-------- Records shown --------
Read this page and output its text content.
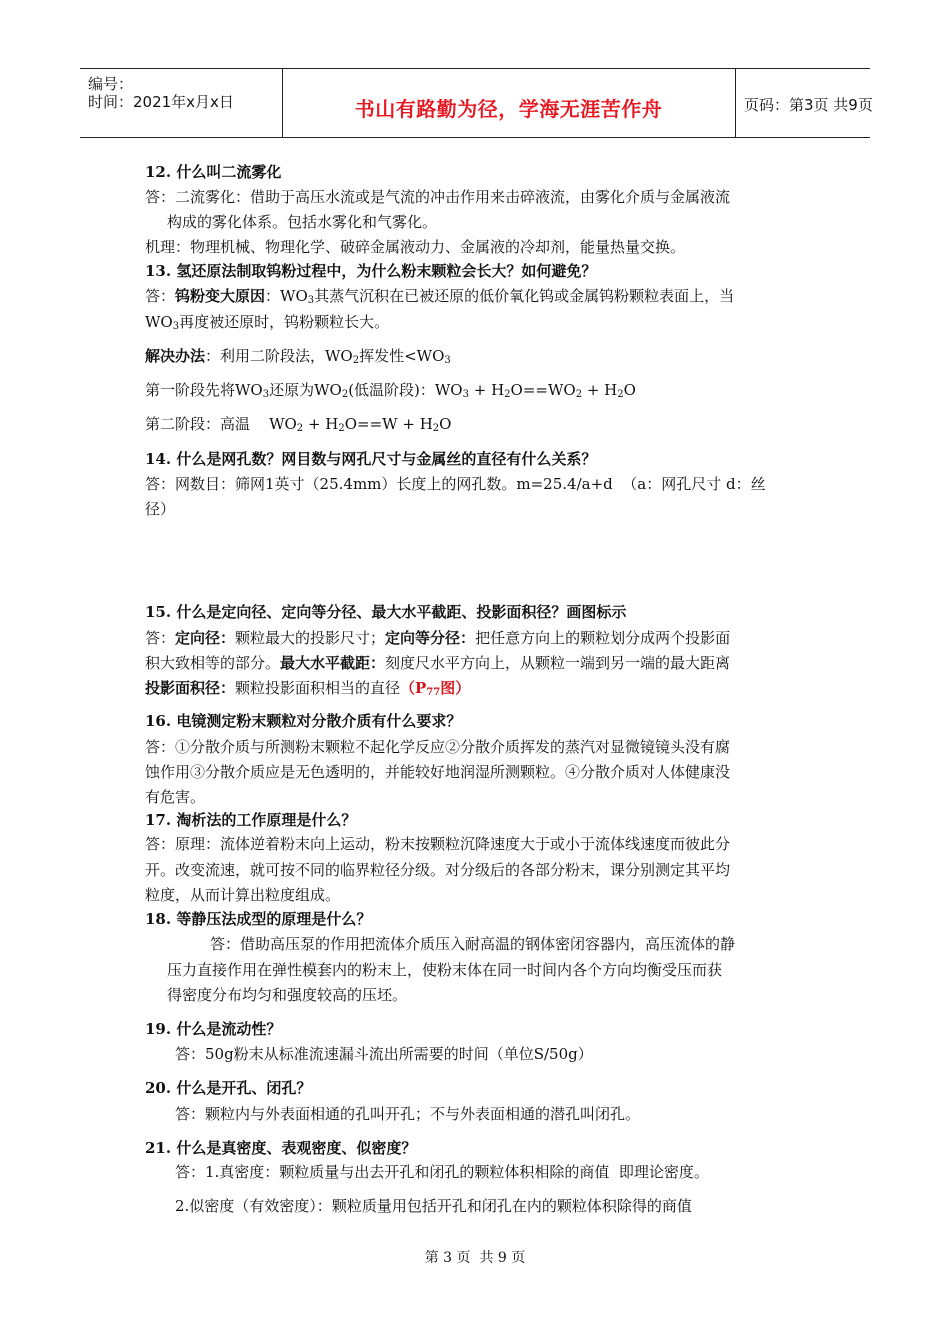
编号：
时间：2021年x月x日	书山有路勤为径，学海无涯苦作舟	页码：第3页 共9页
12. 什么叫二流雾化
答：二流雾化：借助于高压水流或是气流的冲击作用来击碎液流，由雾化介质与金属液流
构成的雾化体系。包括水雾化和气雾化。
机理：物理机械、物理化学、破碎金属液动力、金属液的冷却剂，能量热量交换。
13. 氢还原法制取钨粉过程中，为什么粉末颗粒会长大？如何避免？
答：钨粉变大原因：$WO_3$其蒸气沉积在已被还原的低价氧化钨或金属钨粉颗粒表面上，当
$WO_3$再度被还原时，钨粉颗粒长大。
解决办法：利用二阶段法，$WO_2$挥发性$<WO_3$
第一阶段先将$WO_3$还原为$WO_2$(低温阶段)：$WO_3 + H_2O==WO_2 + H_2O$
第二阶段：高温    $WO_2 + H_2O==W + H_2O$
14. 什么是网孔数？网目数与网孔尺寸与金属丝的直径有什么关系？
答：网数目：筛网1英寸（25.4mm）长度上的网孔数。m=25.4/a+d  （a：网孔尺寸 d：丝
径）
15. 什么是定向径、定向等分径、最大水平截距、投影面积径？画图标示
答：定向径：颗粒最大的投影尺寸；定向等分径：把任意方向上的颗粒划分成两个投影面
积大致相等的部分。最大水平截距：刻度尺水平方向上，从颗粒一端到另一端的最大距离
投影面积径：颗粒投影面积相当的直径（$P_{77}$图）
16. 电镜测定粉末颗粒对分散介质有什么要求？
答：①分散介质与所测粉末颗粒不起化学反应②分散介质挥发的蒸汽对显微镜镜头没有腐
蚀作用③分散介质应是无色透明的，并能较好地润湿所测颗粒。④分散介质对人体健康没
有危害。
17. 淘析法的工作原理是什么？
答：原理：流体逆着粉末向上运动，粉末按颗粒沉降速度大于或小于流体线速度而彼此分
开。改变流速，就可按不同的临界粒径分级。对分级后的各部分粉末，课分别测定其平均
粒度，从而计算出粒度组成。
18. 等静压法成型的原理是什么？
答：借助高压泵的作用把流体介质压入耐高温的钢体密闭容器内，高压流体的静
压力直接作用在弹性模套内的粉末上，使粉末体在同一时间内各个方向均衡受压而获
得密度分布均匀和强度较高的压坯。
19. 什么是流动性？
答：50g粉末从标准流速漏斗流出所需要的时间（单位S/50g）
20. 什么是开孔、闭孔？
答：颗粒内与外表面相通的孔叫开孔；不与外表面相通的潜孔叫闭孔。
21. 什么是真密度、表观密度、似密度？
答：1.真密度：颗粒质量与出去开孔和闭孔的颗粒体积相除的商值  即理论密度。
2.似密度（有效密度）：颗粒质量用包括开孔和闭孔在内的颗粒体积除得的商值
第 3 页  共 9 页
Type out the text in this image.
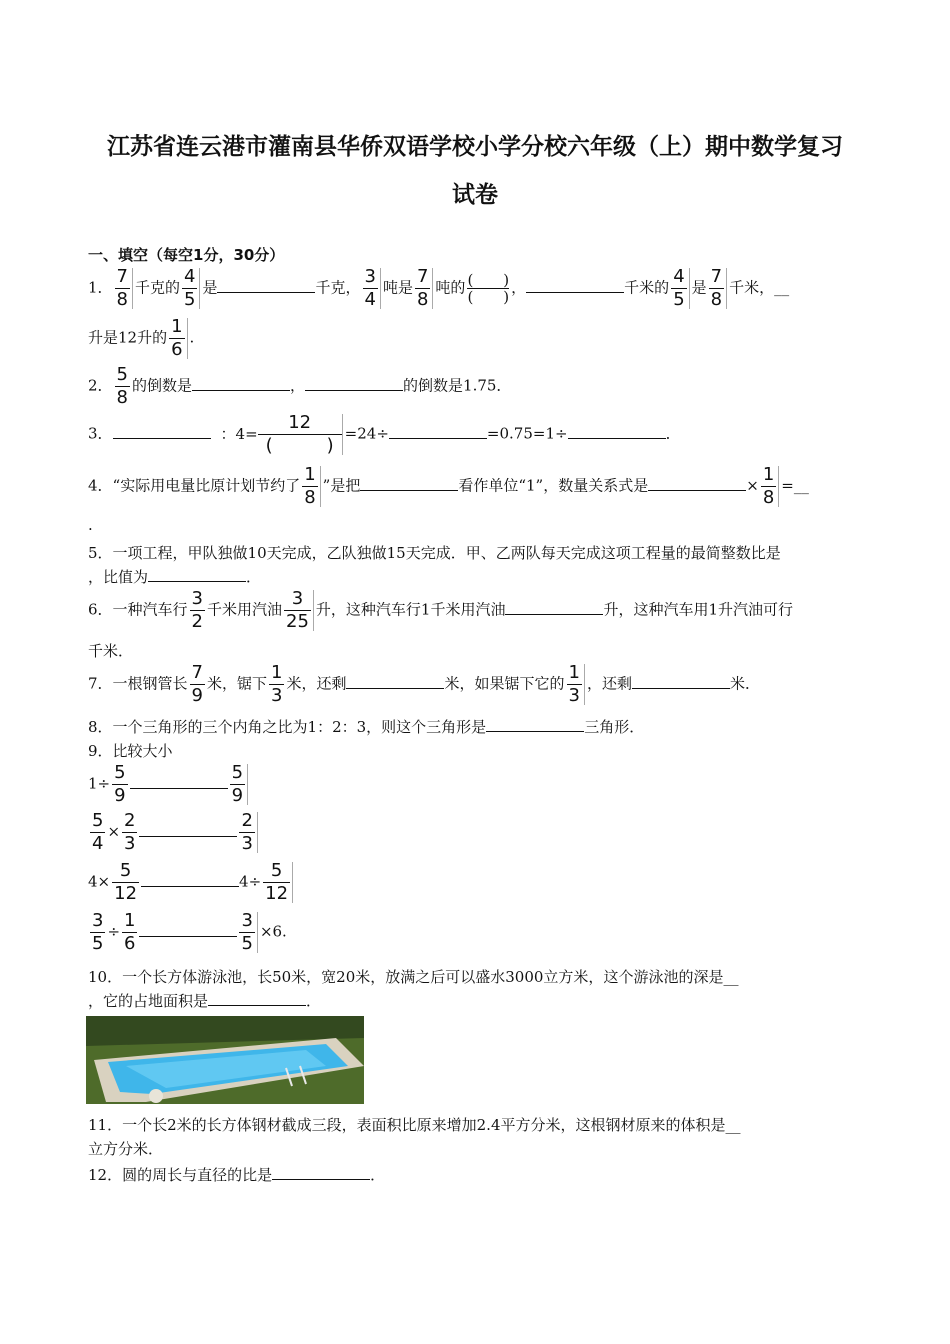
江苏省连云港市灌南县华侨双语学校小学分校六年级（上）期中数学复习
试卷
一、填空（每空1分，30分）
1． $\frac{7}{8}$ 千克的 $\frac{4}{5}$ 是	千克， $\frac{3}{4}$ 吨是 $\frac{7}{8}$ 吨的 $\frac{( )}{( )}$ ，	千米的 $\frac{4}{5}$ 是 $\frac{7}{8}$ 千米，__
升是12升的 $\frac{1}{6}$ .
2． $\frac{5}{8}$ 的倒数是	，	的倒数是1.75．
3．	：$4= \frac{12}{( )} =24\div$	=0.75=1÷	．
4．“实际用电量比原计划节约了 $\frac{1}{8}$ ”是把	看作单位“1”，数量关系式是	× $\frac{1}{8}$ =__
.
5．一项工程，甲队独做10天完成，乙队独做15天完成．甲、乙两队每天完成这项工程量的最简整数比是
，比值为	．
6．一种汽车行 $\frac{3}{2}$ 千米用汽油 $\frac{3}{25}$ 升，这种汽车行1千米用汽油	升，这种汽车用1升汽油可行
千米．
7．一根钢管长 $\frac{7}{9}$ 米，锯下 $\frac{1}{3}$ 米，还剩	米，如果锯下它的 $\frac{1}{3}$ ，还剩	米．
8．一个三角形的三个内角之比为1：2：3，则这个三角形是	三角形．
9．比较大小
$1\div \frac{5}{9}$	$\frac{5}{9}$
$\frac{5}{4} \times \frac{2}{3}$	$\frac{2}{3}$
$4\times \frac{5}{12}$	$4\div \frac{5}{12}$
$\frac{3}{5} \div \frac{1}{6}$	$\frac{3}{5} \times 6$.
10．一个长方体游泳池，长50米，宽20米，放满之后可以盛水3000立方米，这个游泳池的深是__
，它的占地面积是	．
11．一个长2米的长方体钢材截成三段，表面积比原来增加2.4平方分米，这根钢材原来的体积是__
立方分米．
12．圆的周长与直径的比是	．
--------
Omit the images and transcribe all of the records above word for word.

## [Exercise result]
Read this page and output its text content.
编号：
时间：2021年x月x日	书山有路勤为径，学海无涯苦作舟	页码：第3页 共9页
12. 什么叫二流雾化
答：二流雾化：借助于高压水流或是气流的冲击作用来击碎液流，由雾化介质与金属液流
构成的雾化体系。包括水雾化和气雾化。
机理：物理机械、物理化学、破碎金属液动力、金属液的冷却剂，能量热量交换。
13. 氢还原法制取钨粉过程中，为什么粉末颗粒会长大？如何避免？
答：钨粉变大原因：$WO_3$其蒸气沉积在已被还原的低价氧化钨或金属钨粉颗粒表面上，当
$WO_3$再度被还原时，钨粉颗粒长大。
解决办法：利用二阶段法，$WO_2$挥发性$<WO_3$
第一阶段先将$WO_3$还原为$WO_2$(低温阶段)：$WO_3 + H_2O==WO_2 + H_2O$
第二阶段：高温    $WO_2 + H_2O==W + H_2O$
14. 什么是网孔数？网目数与网孔尺寸与金属丝的直径有什么关系？
答：网数目：筛网1英寸（25.4mm）长度上的网孔数。m=25.4/a+d  （a：网孔尺寸 d：丝
径）
15. 什么是定向径、定向等分径、最大水平截距、投影面积径？画图标示
答：定向径：颗粒最大的投影尺寸；定向等分径：把任意方向上的颗粒划分成两个投影面
积大致相等的部分。最大水平截距：刻度尺水平方向上，从颗粒一端到另一端的最大距离
投影面积径：颗粒投影面积相当的直径（$P_{77}$图）
16. 电镜测定粉末颗粒对分散介质有什么要求？
答：①分散介质与所测粉末颗粒不起化学反应②分散介质挥发的蒸汽对显微镜镜头没有腐
蚀作用③分散介质应是无色透明的，并能较好地润湿所测颗粒。④分散介质对人体健康没
有危害。
17. 淘析法的工作原理是什么？
答：原理：流体逆着粉末向上运动，粉末按颗粒沉降速度大于或小于流体线速度而彼此分
开。改变流速，就可按不同的临界粒径分级。对分级后的各部分粉末，课分别测定其平均
粒度，从而计算出粒度组成。
18. 等静压法成型的原理是什么？
答：借助高压泵的作用把流体介质压入耐高温的钢体密闭容器内，高压流体的静
压力直接作用在弹性模套内的粉末上，使粉末体在同一时间内各个方向均衡受压而获
得密度分布均匀和强度较高的压坯。
19. 什么是流动性？
答：50g粉末从标准流速漏斗流出所需要的时间（单位S/50g）
20. 什么是开孔、闭孔？
答：颗粒内与外表面相通的孔叫开孔；不与外表面相通的潜孔叫闭孔。
21. 什么是真密度、表观密度、似密度？
答：1.真密度：颗粒质量与出去开孔和闭孔的颗粒体积相除的商值  即理论密度。
2.似密度（有效密度）：颗粒质量用包括开孔和闭孔在内的颗粒体积除得的商值
第 3 页  共 9 页
Type out the text in this image.
江苏省连云港市灌南县华侨双语学校小学分校六年级（上）期中数学复习
试卷
一、填空（每空1分，30分）
1． $\frac{7}{8}$ 千克的 $\frac{4}{5}$ 是	千克， $\frac{3}{4}$ 吨是 $\frac{7}{8}$ 吨的 $\frac{( )}{( )}$ ，	千米的 $\frac{4}{5}$ 是 $\frac{7}{8}$ 千米，__
升是12升的 $\frac{1}{6}$ .
2． $\frac{5}{8}$ 的倒数是	，	的倒数是1.75．
3．	：$4= \frac{12}{( )} =24\div$	=0.75=1÷	．
4．“实际用电量比原计划节约了 $\frac{1}{8}$ ”是把	看作单位“1”，数量关系式是	× $\frac{1}{8}$ =__
.
5．一项工程，甲队独做10天完成，乙队独做15天完成．甲、乙两队每天完成这项工程量的最简整数比是
，比值为	．
6．一种汽车行 $\frac{3}{2}$ 千米用汽油 $\frac{3}{25}$ 升，这种汽车行1千米用汽油	升，这种汽车用1升汽油可行
千米．
7．一根钢管长 $\frac{7}{9}$ 米，锯下 $\frac{1}{3}$ 米，还剩	米，如果锯下它的 $\frac{1}{3}$ ，还剩	米．
8．一个三角形的三个内角之比为1：2：3，则这个三角形是	三角形．
9．比较大小
$1\div \frac{5}{9}$	$\frac{5}{9}$
$\frac{5}{4} \times \frac{2}{3}$	$\frac{2}{3}$
$4\times \frac{5}{12}$	$4\div \frac{5}{12}$
$\frac{3}{5} \div \frac{1}{6}$	$\frac{3}{5} \times 6$.
10．一个长方体游泳池，长50米，宽20米，放满之后可以盛水3000立方米，这个游泳池的深是__
，它的占地面积是	．
11．一个长2米的长方体钢材截成三段，表面积比原来增加2.4平方分米，这根钢材原来的体积是__
立方分米．
12．圆的周长与直径的比是	．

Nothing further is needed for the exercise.